[TEXTAUSZUG]
# Mein Tablet PC ist langsamer als Windows 3.11? :(

## ConiKost

Hallo Leute!

Langsam verzweifel ich hier.

Ich habe einen Stylistic 2300 Tablet PC hier. (P1-233MMX Mobile, 160MB Ram, 80GB HDD 5.400 2.5)

Ich habe x.org 7.2 drauf mit dem neomagic Treiber (NeoMagic 128XD). Funktionieren tut es soweit.

Aber alles ist so ultra lahm. Sogar Windows 98 ist 10x schneller.

Ich würde aber schon gerne Linux drauf nutzen.

Ich habe Fluxbox installiert. Fluxbox startet ansich relativ flott. Aber dann fangen die Probleme an. Wenn ich nun z.B. xterm starten will, brauch das Programm sage und schreibe knapp 60 Sekunden bis es da ist. In der Zeit von 60 Sekunden kann ich garnix mahcen. So als ob das Teil gefrezeed wäre. Nur die Maus bewegen geht.

[AUFLISTUNG ZUR ÜBUNG]
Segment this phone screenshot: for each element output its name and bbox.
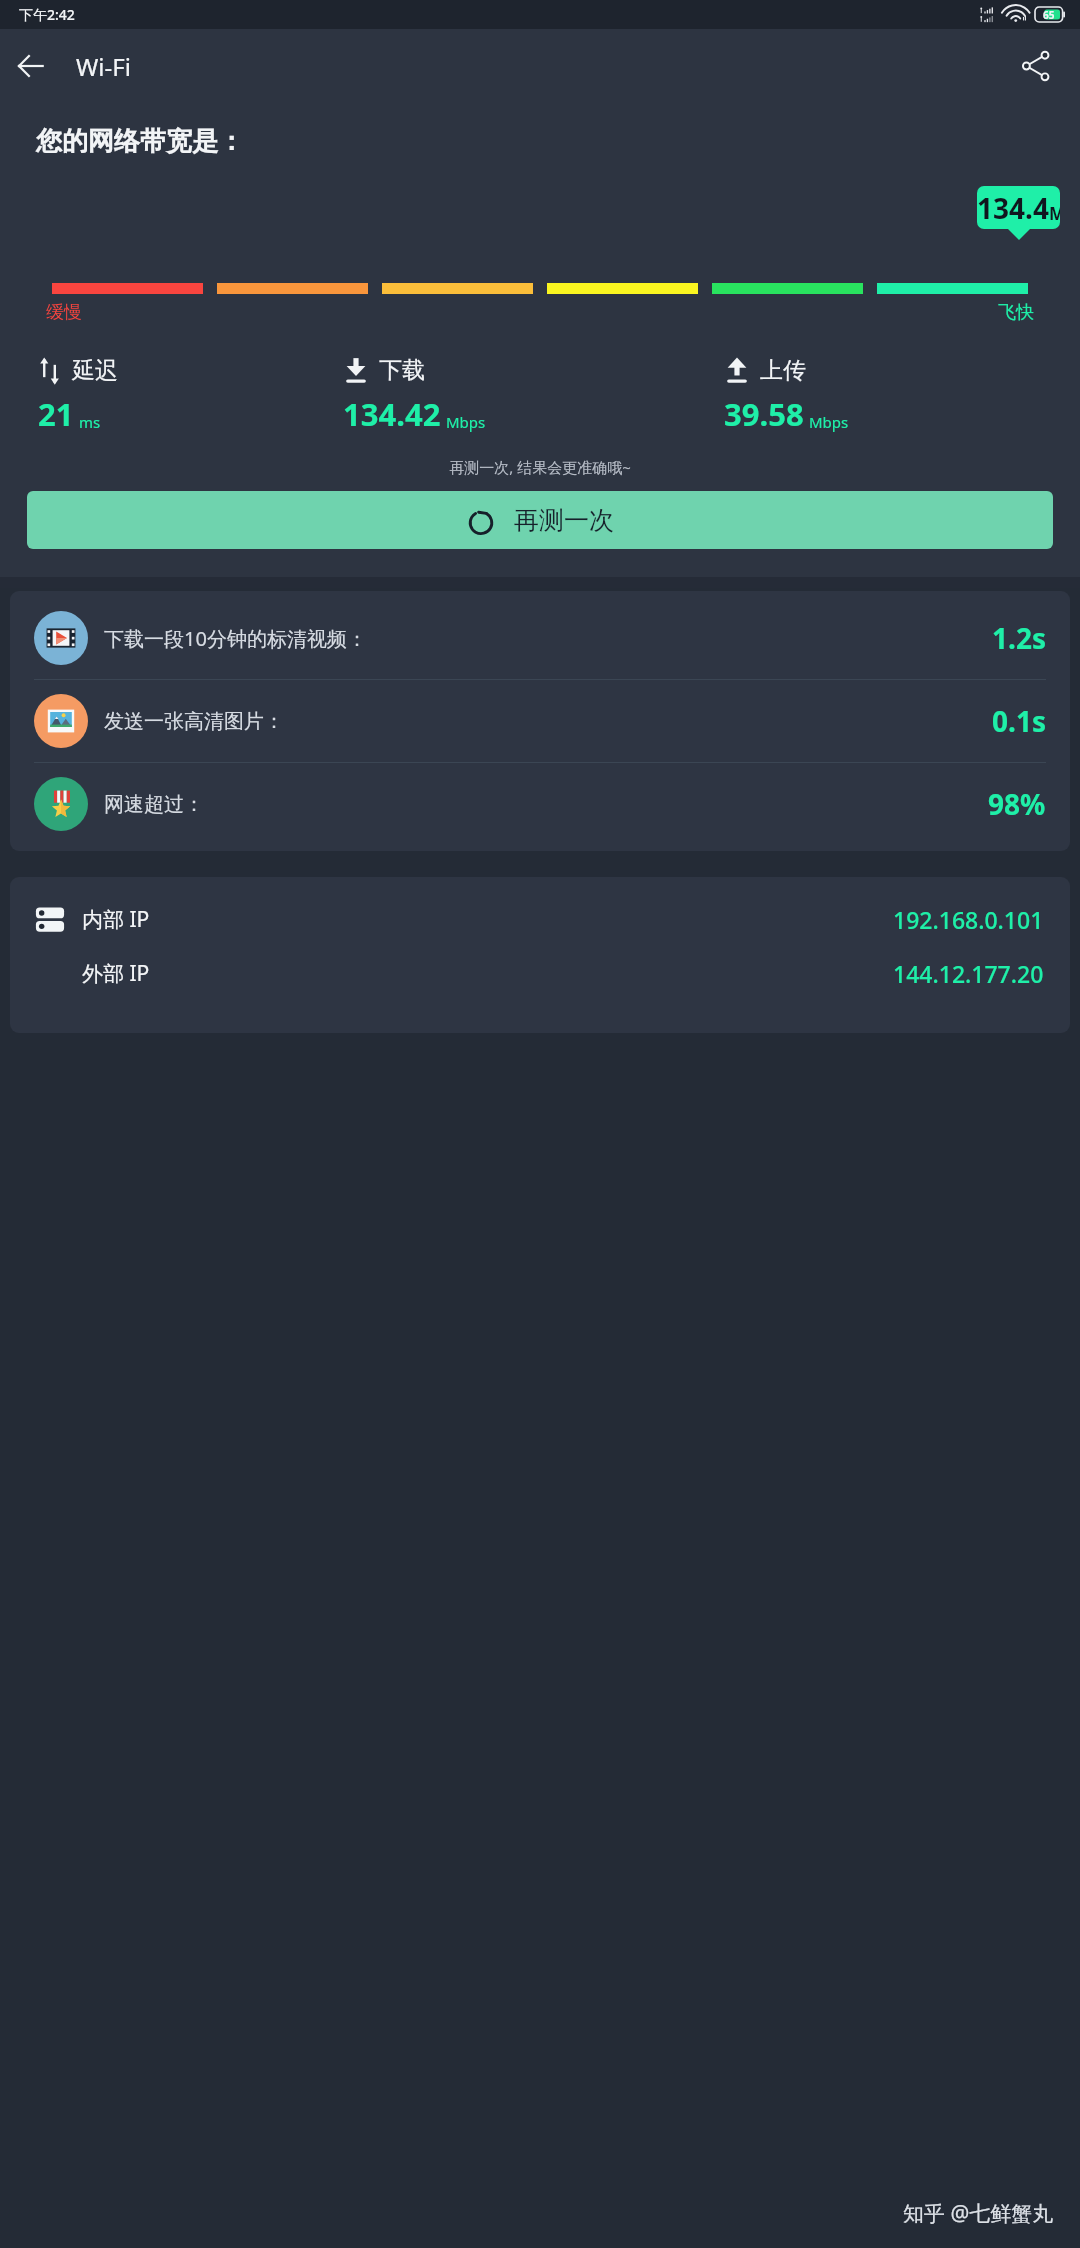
button[interactable]: 发送一张高清图片： <box>10 680 1070 762</box>
staticText: 下载一段10分钟的标清视频： <box>104 625 992 652</box>
button[interactable]: 外部 IP <box>10 949 1070 997</box>
staticText: ms <box>79 412 101 432</box>
staticText: 下载 <box>379 356 425 385</box>
staticText: 再测一次 <box>514 505 614 536</box>
staticText: 外部 IP <box>82 959 150 988</box>
staticText: 您的网络带宽是： <box>36 125 244 158</box>
staticText: 21 <box>38 393 74 435</box>
staticText: M <box>1049 202 1060 225</box>
staticText: 0.1s <box>992 702 1046 740</box>
staticText: 134.42 <box>343 393 441 435</box>
staticText: Wi-Fi <box>76 50 131 83</box>
button[interactable]: 内部 IP <box>10 895 1070 943</box>
staticText: 缓慢 <box>46 301 82 324</box>
button[interactable]: Back <box>0 35 62 97</box>
staticText: 上传 <box>760 356 806 385</box>
staticText: 延迟 <box>72 356 118 385</box>
staticText: 再测一次, 结果会更准确哦~ <box>0 457 1080 477</box>
staticText: 39.58 <box>724 393 804 435</box>
staticText: 网速超过： <box>104 792 988 817</box>
button[interactable]: 网速超过： <box>10 763 1070 845</box>
staticText: 下午2:42 <box>19 5 75 24</box>
staticText: 98% <box>988 785 1046 823</box>
staticText: Mbps <box>809 412 849 432</box>
staticText: 发送一张高清图片： <box>104 709 992 734</box>
staticText: 内部 IP <box>82 905 150 934</box>
staticText: Mbps <box>446 412 486 432</box>
button[interactable]: Share <box>1008 38 1064 94</box>
staticText: 1.2s <box>992 619 1046 657</box>
staticText: 知乎 @七鲜蟹丸 <box>903 2199 1054 2228</box>
staticText: 65 <box>1043 8 1055 22</box>
staticText: 192.168.0.101 <box>893 904 1044 935</box>
button[interactable]: 下载一段10分钟的标清视频： <box>10 597 1070 679</box>
staticText: 144.12.177.20 <box>893 958 1044 989</box>
staticText: 134.4 <box>977 189 1049 227</box>
staticText: 飞快 <box>998 301 1034 324</box>
button[interactable]: 再测一次 <box>27 491 1053 549</box>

[ZU LÖSENDE AUFGABEN]
a) Übersetze den Satz „Ich würde aber schon gerne Linux drauf nutzen.“ aus dem Textauszug ins Englische.
b) Schreib die gesamte Auflistung Zeile für Zeile genau ab, nicht den Textauszug. Lass die Bilder dabei weg.
Der Textauszug und die Auflistung haben nichts miteinander zu tun.

[LÖSUNGEN IM ÜBERBLICK]
a) But I would really like to use Linux on it.

b)
Segment this phone screenshot: for each element output its name and bbox.
button[interactable]: 发送一张高清图片： <box>10 680 1070 762</box>
staticText: 下载一段10分钟的标清视频： <box>104 625 992 652</box>
button[interactable]: 外部 IP <box>10 949 1070 997</box>
staticText: ms <box>79 412 101 432</box>
staticText: 下载 <box>379 356 425 385</box>
staticText: 再测一次 <box>514 505 614 536</box>
staticText: 外部 IP <box>82 959 150 988</box>
staticText: 您的网络带宽是： <box>36 125 244 158</box>
staticText: 21 <box>38 393 74 435</box>
staticText: M <box>1049 202 1060 225</box>
staticText: 0.1s <box>992 702 1046 740</box>
staticText: 134.42 <box>343 393 441 435</box>
staticText: Wi-Fi <box>76 50 131 83</box>
button[interactable]: 内部 IP <box>10 895 1070 943</box>
staticText: 缓慢 <box>46 301 82 324</box>
button[interactable]: Back <box>0 35 62 97</box>
staticText: 上传 <box>760 356 806 385</box>
staticText: 延迟 <box>72 356 118 385</box>
staticText: 再测一次, 结果会更准确哦~ <box>0 457 1080 477</box>
staticText: 39.58 <box>724 393 804 435</box>
staticText: 网速超过： <box>104 792 988 817</box>
button[interactable]: 网速超过： <box>10 763 1070 845</box>
staticText: 下午2:42 <box>19 5 75 24</box>
staticText: 98% <box>988 785 1046 823</box>
staticText: Mbps <box>809 412 849 432</box>
staticText: 发送一张高清图片： <box>104 709 992 734</box>
staticText: 内部 IP <box>82 905 150 934</box>
staticText: Mbps <box>446 412 486 432</box>
button[interactable]: Share <box>1008 38 1064 94</box>
staticText: 1.2s <box>992 619 1046 657</box>
staticText: 知乎 @七鲜蟹丸 <box>903 2199 1054 2228</box>
staticText: 65 <box>1043 8 1055 22</box>
staticText: 192.168.0.101 <box>893 904 1044 935</box>
button[interactable]: 下载一段10分钟的标清视频： <box>10 597 1070 679</box>
staticText: 144.12.177.20 <box>893 958 1044 989</box>
staticText: 134.4 <box>977 189 1049 227</box>
staticText: 飞快 <box>998 301 1034 324</box>
button[interactable]: 再测一次 <box>27 491 1053 549</box>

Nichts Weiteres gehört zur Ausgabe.